A Simple Guide to Google Analytics

“Anything that is measured and watched, improves.”
-Bob Parsons, Founder of GoDaddy

An online presence is practically a given in order for any small business to grow. However, just creating a website and hoping that people will find and engage with your content is not enough to propel your company into success. Many powerful (and free) tools online can help you understand your web traffic, but Google Analytics is the best way to gain true, actionable insight.

For 10 years, homegrown and startup companies have been using Google’s software to improve their business. So can you.

What is Google Analytics?

Google Analytics helps track visitor activity on websites and mobile apps. Once you install them on your page, you can figure out:

✓ How much traffic your site is getting
✓ Where the traffic is coming from (referral keywords, social media, backlinks)
✓ Who is visiting
✓ How much time visitors spend on your site
✓ What pages are visited most often

How you measure and interpret this information can make or break your small ecommerce businesses. Understanding how a user behaves on your site and which information they engage with the longest will result in better audience targeting and marketing. Setting up GA will help you make smarter decisions, reach the right customers and generate more revenue.

Here’s a step-by-step guide for setting up Google Analytics on your company’s website.

1) Create an account

The first step is to create an account for Google Analytics. Start by visiting http://www.google.com/analytics/.

If you already have a Gmail, Chrome, Picasa or Google+ account, you can log in using the same account. If you do not have a login, use the form below to create the account.

Google will verify the account by sending an SMS or making a voice call to the mobile phone number provided at the time of registration.

2) Establish your property

After setting up the account, you are ready to create your property. By “property,” we mean the website or mobile app you want to track. This is what the form looks like:

Once you complete the form, click the “Get Tracking ID” button at the bottom of the page. This will be the unique ID that tracks all visitor activity on your site and sends it to Google Analytics.

3) Add Tracking ID to your website

In order to add your Tracking ID, you will need to edit your website’s code. Depending on what platform you host your website on, you will either need to enlist the help of a developer or install a widget to add it to your page. You can access your code by clicking “Tracking Info” followed by “Tracking Code” on the Google Analytics site.

The code will look like this:

Here the “UA-XXXXXXXX” is your unique tracking ID and “myblog.org” is the website address. The code needs to be on every page of your site, so it’s best to add it to a shared component across all pages, like a header or footer.

4) Test your setup

Once the tracking ID has been added, it’s time to test if Google Analytics is actually working for your site. Google usually takes about 24 hours to activate the analytics, so wait for a day before testing your setup.

## GIVEN INFORMATION
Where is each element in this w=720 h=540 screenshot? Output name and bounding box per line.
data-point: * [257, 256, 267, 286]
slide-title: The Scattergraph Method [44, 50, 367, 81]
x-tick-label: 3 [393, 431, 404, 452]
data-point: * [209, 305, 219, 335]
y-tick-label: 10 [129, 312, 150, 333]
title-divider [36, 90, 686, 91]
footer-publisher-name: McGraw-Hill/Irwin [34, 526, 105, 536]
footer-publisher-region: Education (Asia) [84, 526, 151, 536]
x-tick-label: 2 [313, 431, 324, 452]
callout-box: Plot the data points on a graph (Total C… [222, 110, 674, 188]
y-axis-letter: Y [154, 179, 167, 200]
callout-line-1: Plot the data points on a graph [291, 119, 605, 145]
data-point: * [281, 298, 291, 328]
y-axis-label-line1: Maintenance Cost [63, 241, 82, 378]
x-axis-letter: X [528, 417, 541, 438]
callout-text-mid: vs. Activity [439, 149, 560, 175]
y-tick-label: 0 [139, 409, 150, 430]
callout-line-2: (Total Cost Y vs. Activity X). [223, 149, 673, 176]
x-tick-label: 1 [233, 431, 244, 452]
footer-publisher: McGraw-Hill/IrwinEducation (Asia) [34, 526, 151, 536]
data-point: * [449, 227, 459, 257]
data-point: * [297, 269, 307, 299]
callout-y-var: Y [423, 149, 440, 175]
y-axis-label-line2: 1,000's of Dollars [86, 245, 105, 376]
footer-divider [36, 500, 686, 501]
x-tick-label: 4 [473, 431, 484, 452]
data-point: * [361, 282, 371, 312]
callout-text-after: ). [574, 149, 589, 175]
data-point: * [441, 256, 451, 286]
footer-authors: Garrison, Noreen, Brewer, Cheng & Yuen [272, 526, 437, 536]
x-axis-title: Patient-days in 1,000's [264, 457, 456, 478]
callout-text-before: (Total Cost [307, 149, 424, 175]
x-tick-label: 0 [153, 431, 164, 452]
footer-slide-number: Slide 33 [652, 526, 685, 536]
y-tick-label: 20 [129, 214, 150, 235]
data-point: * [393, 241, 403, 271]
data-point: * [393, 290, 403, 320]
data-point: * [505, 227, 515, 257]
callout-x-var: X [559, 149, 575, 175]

## WRITTEN REQUEST 1
According to the Google Analytics guide, about how long does Google usually take to activate the analytics?
## WRITTEN REQUEST 2
Could you recast the stretch of the records from their first line through the line containing "title-divider [36, 90, 686, 91]" as a Markdown table with columns No. and Record Line, one row per line and blank lines omitted?
The guide and the records were taken from unrelated sources.

## CORRECT RESULT 1
About 24 hours.

## CORRECT RESULT 2
| No. | Record Line |
|---|---|
| 1 | Where is each element in this w=720 h=540 screenshot? Output name and bounding box per line. |
| 2 | data-point: * [257, 256, 267, 286] |
| 3 | slide-title: The Scattergraph Method [44, 50, 367, 81] |
| 4 | x-tick-label: 3 [393, 431, 404, 452] |
| 5 | data-point: * [209, 305, 219, 335] |
| 6 | y-tick-label: 10 [129, 312, 150, 333] |
| 7 | title-divider [36, 90, 686, 91] |